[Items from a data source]
::::::

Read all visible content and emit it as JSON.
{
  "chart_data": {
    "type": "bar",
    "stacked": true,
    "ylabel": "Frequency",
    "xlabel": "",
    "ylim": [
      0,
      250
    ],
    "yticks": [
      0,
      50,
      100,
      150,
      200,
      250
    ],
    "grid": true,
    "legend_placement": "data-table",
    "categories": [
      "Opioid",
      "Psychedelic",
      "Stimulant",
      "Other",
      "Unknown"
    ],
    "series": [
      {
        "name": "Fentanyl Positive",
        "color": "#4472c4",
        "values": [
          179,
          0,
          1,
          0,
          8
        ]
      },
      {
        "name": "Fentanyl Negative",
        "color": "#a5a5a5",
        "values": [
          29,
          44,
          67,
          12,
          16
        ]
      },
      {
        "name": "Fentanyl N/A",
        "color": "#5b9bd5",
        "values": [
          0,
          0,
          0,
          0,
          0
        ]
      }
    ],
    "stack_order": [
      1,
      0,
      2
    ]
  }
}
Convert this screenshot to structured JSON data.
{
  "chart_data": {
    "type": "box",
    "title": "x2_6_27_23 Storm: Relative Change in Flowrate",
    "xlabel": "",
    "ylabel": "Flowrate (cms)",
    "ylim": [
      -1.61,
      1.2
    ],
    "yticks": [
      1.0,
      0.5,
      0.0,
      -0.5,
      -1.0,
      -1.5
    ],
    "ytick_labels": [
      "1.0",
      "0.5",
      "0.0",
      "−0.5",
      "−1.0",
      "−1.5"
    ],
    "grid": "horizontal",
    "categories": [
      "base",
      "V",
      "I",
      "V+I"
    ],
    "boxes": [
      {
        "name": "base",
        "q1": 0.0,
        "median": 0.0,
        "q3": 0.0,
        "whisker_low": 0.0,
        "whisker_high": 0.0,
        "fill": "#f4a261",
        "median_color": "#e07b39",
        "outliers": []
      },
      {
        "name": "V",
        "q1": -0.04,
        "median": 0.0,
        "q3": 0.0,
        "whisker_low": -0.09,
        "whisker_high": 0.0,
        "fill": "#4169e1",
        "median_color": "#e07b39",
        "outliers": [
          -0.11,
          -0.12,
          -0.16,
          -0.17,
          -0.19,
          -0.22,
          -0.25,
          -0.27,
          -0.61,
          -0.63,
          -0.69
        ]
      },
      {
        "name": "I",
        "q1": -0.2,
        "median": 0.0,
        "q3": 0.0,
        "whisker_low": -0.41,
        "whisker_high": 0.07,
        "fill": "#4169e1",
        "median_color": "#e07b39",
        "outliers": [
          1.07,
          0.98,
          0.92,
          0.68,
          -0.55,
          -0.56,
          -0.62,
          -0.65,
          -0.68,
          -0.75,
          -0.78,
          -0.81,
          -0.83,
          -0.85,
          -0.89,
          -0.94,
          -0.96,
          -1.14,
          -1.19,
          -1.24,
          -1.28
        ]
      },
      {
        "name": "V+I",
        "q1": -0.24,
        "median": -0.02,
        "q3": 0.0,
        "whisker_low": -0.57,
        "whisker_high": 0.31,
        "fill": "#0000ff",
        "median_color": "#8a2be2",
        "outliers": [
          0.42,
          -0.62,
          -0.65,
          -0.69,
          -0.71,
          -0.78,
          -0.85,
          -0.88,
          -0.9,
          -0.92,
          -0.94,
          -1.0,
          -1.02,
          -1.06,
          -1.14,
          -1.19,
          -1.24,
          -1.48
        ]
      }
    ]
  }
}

::::::

Give all the records again. Match them exactly.

Read all visible content and emit it as JSON.
{
  "chart_data": {
    "type": "bar",
    "stacked": true,
    "ylabel": "Frequency",
    "xlabel": "",
    "ylim": [
      0,
      250
    ],
    "yticks": [
      0,
      50,
      100,
      150,
      200,
      250
    ],
    "grid": true,
    "legend_placement": "data-table",
    "categories": [
      "Opioid",
      "Psychedelic",
      "Stimulant",
      "Other",
      "Unknown"
    ],
    "series": [
      {
        "name": "Fentanyl Positive",
        "color": "#4472c4",
        "values": [
          179,
          0,
          1,
          0,
          8
        ]
      },
      {
        "name": "Fentanyl Negative",
        "color": "#a5a5a5",
        "values": [
          29,
          44,
          67,
          12,
          16
        ]
      },
      {
        "name": "Fentanyl N/A",
        "color": "#5b9bd5",
        "values": [
          0,
          0,
          0,
          0,
          0
        ]
      }
    ],
    "stack_order": [
      1,
      0,
      2
    ]
  }
}
Convert this screenshot to structured JSON data.
{
  "chart_data": {
    "type": "box",
    "title": "x2_6_27_23 Storm: Relative Change in Flowrate",
    "xlabel": "",
    "ylabel": "Flowrate (cms)",
    "ylim": [
      -1.61,
      1.2
    ],
    "yticks": [
      1.0,
      0.5,
      0.0,
      -0.5,
      -1.0,
      -1.5
    ],
    "ytick_labels": [
      "1.0",
      "0.5",
      "0.0",
      "−0.5",
      "−1.0",
      "−1.5"
    ],
    "grid": "horizontal",
    "categories": [
      "base",
      "V",
      "I",
      "V+I"
    ],
    "boxes": [
      {
        "name": "base",
        "q1": 0.0,
        "median": 0.0,
        "q3": 0.0,
        "whisker_low": 0.0,
        "whisker_high": 0.0,
        "fill": "#f4a261",
        "median_color": "#e07b39",
        "outliers": []
      },
      {
        "name": "V",
        "q1": -0.04,
        "median": 0.0,
        "q3": 0.0,
        "whisker_low": -0.09,
        "whisker_high": 0.0,
        "fill": "#4169e1",
        "median_color": "#e07b39",
        "outliers": [
          -0.11,
          -0.12,
          -0.16,
          -0.17,
          -0.19,
          -0.22,
          -0.25,
          -0.27,
          -0.61,
          -0.63,
          -0.69
        ]
      },
      {
        "name": "I",
        "q1": -0.2,
        "median": 0.0,
        "q3": 0.0,
        "whisker_low": -0.41,
        "whisker_high": 0.07,
        "fill": "#4169e1",
        "median_color": "#e07b39",
        "outliers": [
          1.07,
          0.98,
          0.92,
          0.68,
          -0.55,
          -0.56,
          -0.62,
          -0.65,
          -0.68,
          -0.75,
          -0.78,
          -0.81,
          -0.83,
          -0.85,
          -0.89,
          -0.94,
          -0.96,
          -1.14,
          -1.19,
          -1.24,
          -1.28
        ]
      },
      {
        "name": "V+I",
        "q1": -0.24,
        "median": -0.02,
        "q3": 0.0,
        "whisker_low": -0.57,
        "whisker_high": 0.31,
        "fill": "#0000ff",
        "median_color": "#8a2be2",
        "outliers": [
          0.42,
          -0.62,
          -0.65,
          -0.69,
          -0.71,
          -0.78,
          -0.85,
          -0.88,
          -0.9,
          -0.92,
          -0.94,
          -1.0,
          -1.02,
          -1.06,
          -1.14,
          -1.19,
          -1.24,
          -1.48
        ]
      }
    ]
  }
}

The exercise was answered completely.